» Work required
Wherever "lima" appears in a line, copy that line.
--- --- ---
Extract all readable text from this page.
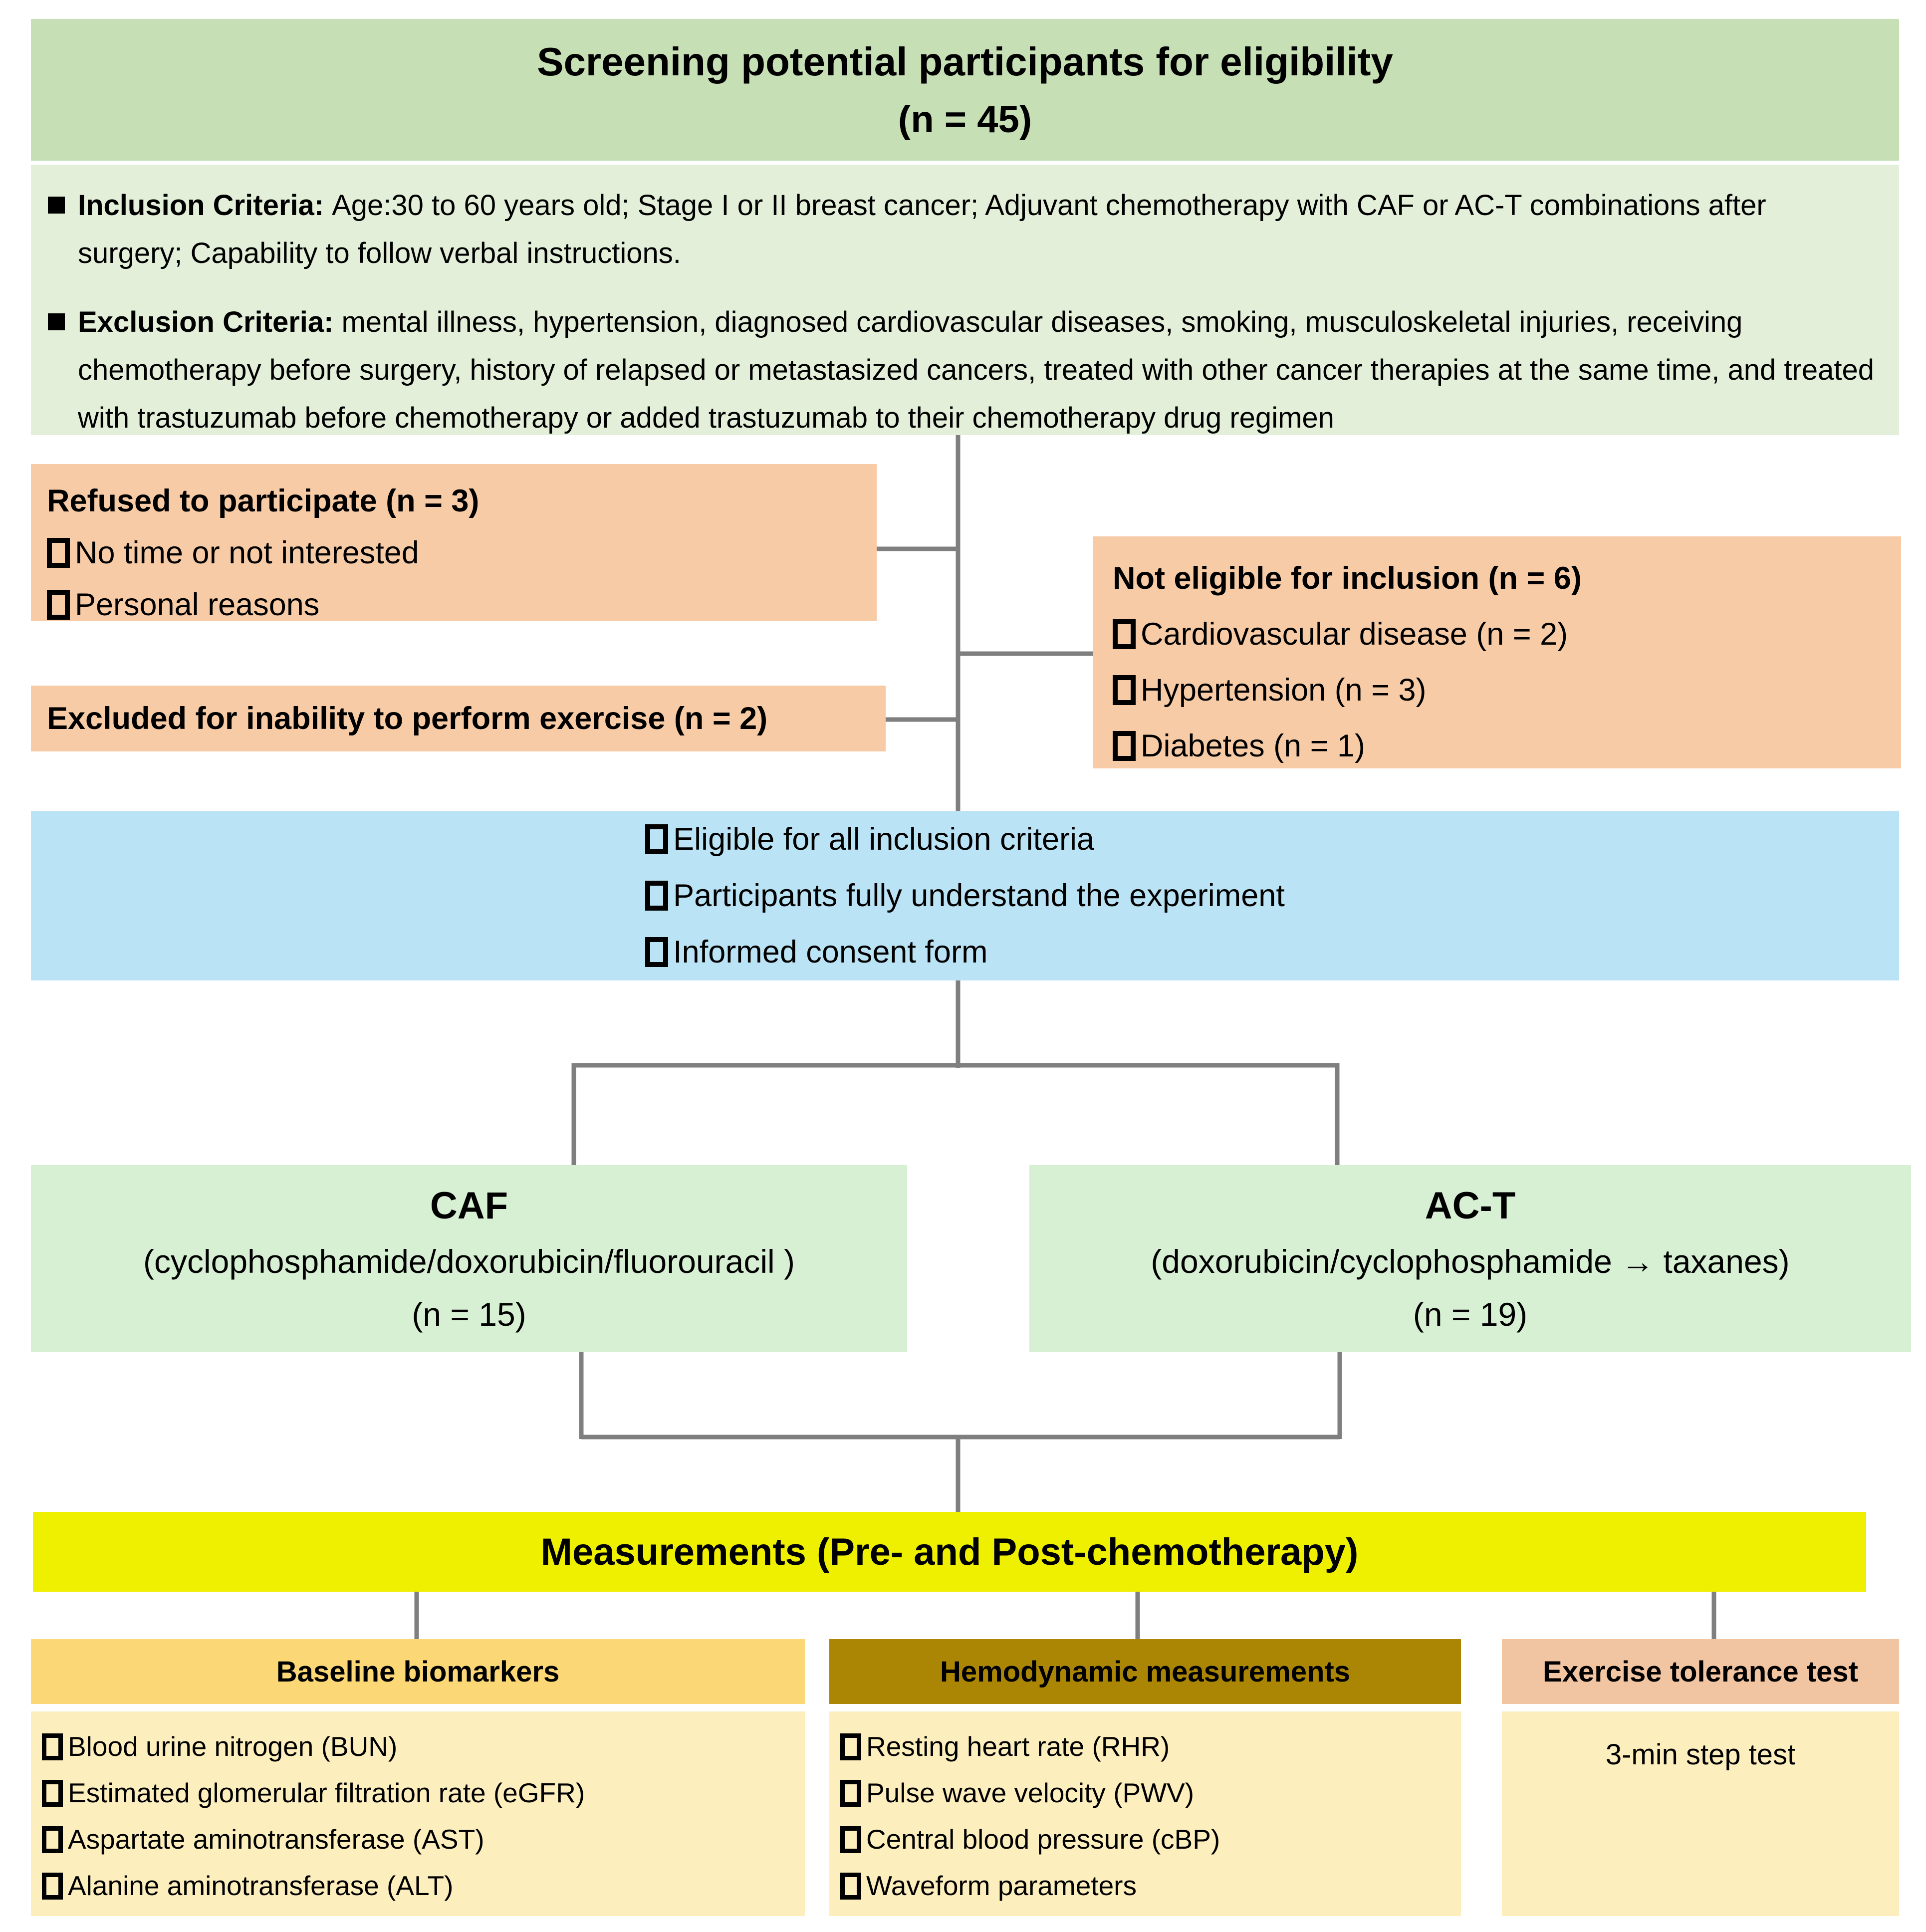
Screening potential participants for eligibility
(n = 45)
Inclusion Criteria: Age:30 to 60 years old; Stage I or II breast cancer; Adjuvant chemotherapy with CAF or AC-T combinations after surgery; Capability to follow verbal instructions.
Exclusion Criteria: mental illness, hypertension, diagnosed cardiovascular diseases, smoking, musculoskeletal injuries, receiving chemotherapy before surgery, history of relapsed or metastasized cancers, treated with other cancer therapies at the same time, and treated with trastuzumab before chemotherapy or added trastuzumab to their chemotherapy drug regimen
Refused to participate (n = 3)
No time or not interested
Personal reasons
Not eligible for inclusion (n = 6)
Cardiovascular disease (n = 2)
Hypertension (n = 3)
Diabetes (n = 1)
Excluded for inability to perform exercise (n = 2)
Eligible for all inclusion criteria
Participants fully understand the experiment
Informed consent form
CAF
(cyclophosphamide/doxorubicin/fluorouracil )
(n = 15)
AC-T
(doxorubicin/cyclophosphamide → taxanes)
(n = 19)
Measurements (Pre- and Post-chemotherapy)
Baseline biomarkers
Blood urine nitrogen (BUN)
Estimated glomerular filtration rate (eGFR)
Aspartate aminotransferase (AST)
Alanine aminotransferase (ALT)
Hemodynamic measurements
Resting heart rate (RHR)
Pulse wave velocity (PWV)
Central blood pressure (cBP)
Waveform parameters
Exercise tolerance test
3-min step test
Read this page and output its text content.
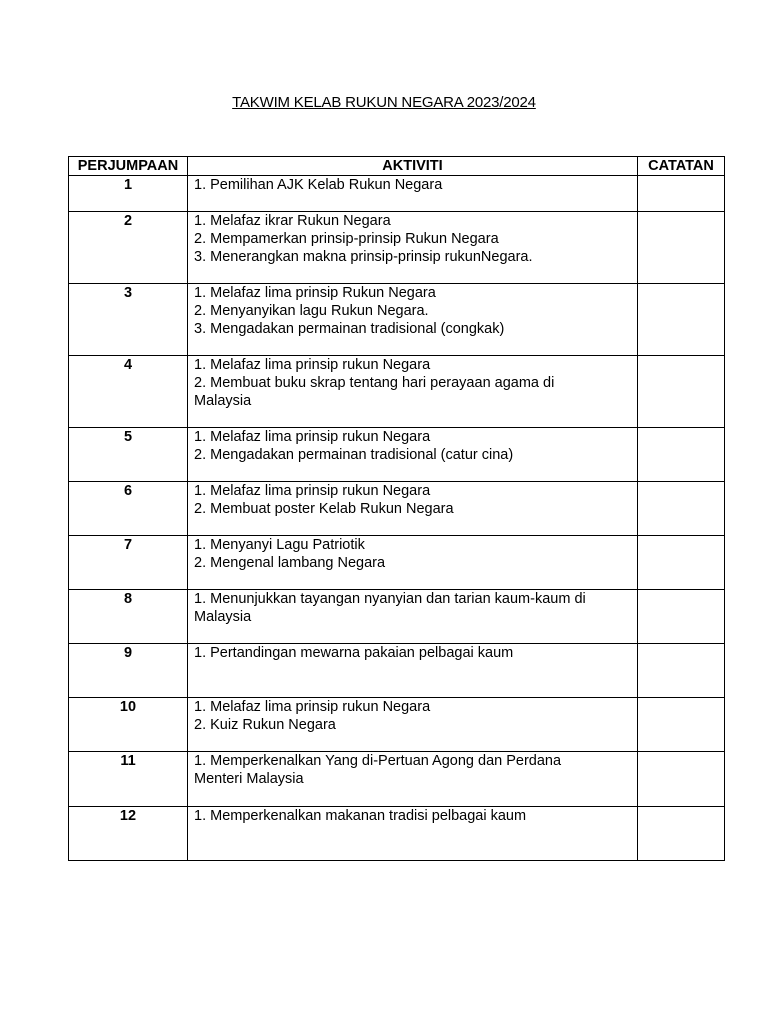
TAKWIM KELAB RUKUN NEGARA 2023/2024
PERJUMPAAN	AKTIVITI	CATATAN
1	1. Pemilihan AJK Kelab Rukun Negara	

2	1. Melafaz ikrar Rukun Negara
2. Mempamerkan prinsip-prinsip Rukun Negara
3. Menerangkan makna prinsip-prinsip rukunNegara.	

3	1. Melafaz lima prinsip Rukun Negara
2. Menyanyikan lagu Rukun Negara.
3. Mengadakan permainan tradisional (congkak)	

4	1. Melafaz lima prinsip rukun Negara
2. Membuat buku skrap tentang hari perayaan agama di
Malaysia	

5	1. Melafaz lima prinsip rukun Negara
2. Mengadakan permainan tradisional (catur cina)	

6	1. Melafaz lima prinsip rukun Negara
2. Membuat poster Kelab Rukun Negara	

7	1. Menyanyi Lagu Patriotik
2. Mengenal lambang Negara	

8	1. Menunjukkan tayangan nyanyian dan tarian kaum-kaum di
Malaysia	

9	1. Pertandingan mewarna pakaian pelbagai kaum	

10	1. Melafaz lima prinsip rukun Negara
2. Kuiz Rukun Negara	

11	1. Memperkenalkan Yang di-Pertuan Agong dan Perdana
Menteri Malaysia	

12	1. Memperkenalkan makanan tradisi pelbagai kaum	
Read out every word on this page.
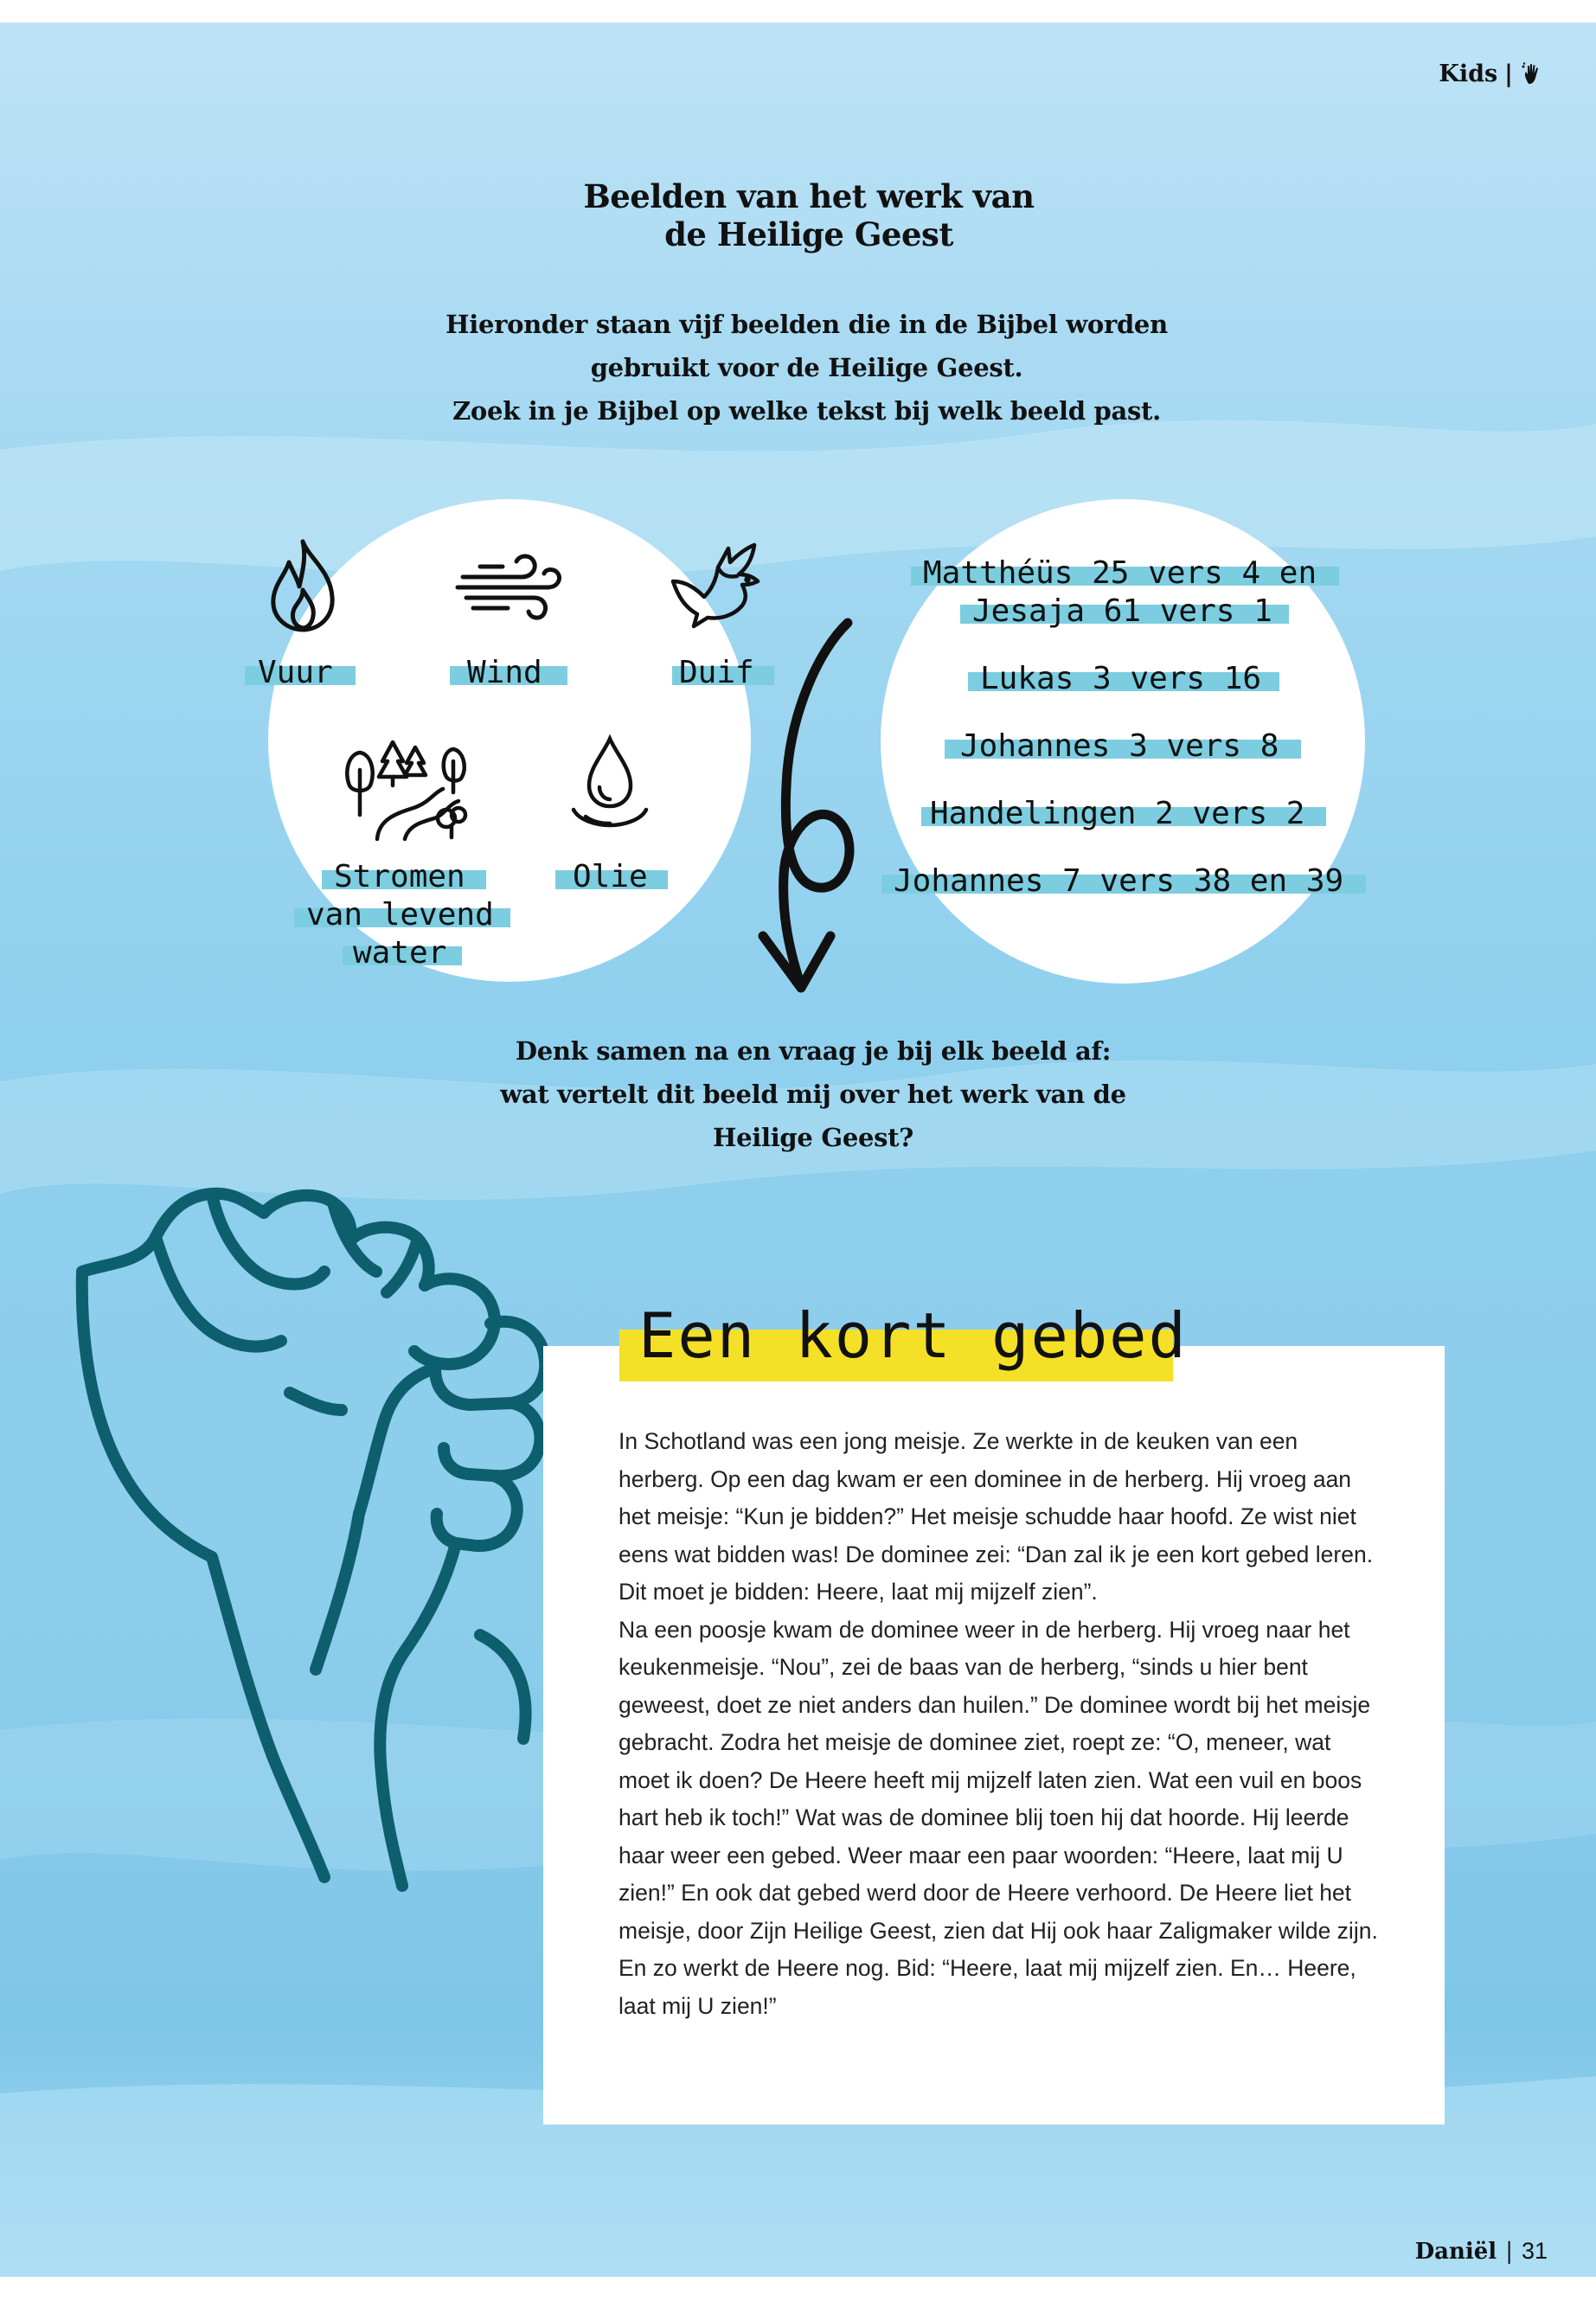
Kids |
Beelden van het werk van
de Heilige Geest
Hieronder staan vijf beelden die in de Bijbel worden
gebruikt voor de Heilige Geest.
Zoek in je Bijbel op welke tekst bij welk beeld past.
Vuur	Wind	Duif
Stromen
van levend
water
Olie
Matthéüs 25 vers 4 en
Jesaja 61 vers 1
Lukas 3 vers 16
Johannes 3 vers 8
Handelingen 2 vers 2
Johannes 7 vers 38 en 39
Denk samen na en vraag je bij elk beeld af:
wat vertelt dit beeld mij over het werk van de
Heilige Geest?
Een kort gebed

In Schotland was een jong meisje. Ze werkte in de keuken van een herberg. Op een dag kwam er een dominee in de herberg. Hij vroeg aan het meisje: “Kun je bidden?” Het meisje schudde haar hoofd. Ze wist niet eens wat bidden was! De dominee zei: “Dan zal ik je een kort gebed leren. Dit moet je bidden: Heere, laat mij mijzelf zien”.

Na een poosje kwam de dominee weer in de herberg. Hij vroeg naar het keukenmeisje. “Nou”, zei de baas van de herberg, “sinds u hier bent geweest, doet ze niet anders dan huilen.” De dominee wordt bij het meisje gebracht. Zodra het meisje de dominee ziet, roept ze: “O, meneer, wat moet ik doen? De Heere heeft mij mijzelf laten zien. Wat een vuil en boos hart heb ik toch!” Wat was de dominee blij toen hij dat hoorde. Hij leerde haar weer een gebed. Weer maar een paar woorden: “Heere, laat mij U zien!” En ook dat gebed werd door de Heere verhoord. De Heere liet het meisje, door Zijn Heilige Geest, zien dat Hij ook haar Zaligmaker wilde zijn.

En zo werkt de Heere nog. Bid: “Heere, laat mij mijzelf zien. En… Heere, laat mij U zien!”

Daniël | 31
--- --- ---
» Response below
3	1. Melafaz lima prinsip Rukun Negara
4	1. Melafaz lima prinsip rukun Negara
5	1. Melafaz lima prinsip rukun Negara
6	1. Melafaz lima prinsip rukun Negara
10	1. Melafaz lima prinsip rukun Negara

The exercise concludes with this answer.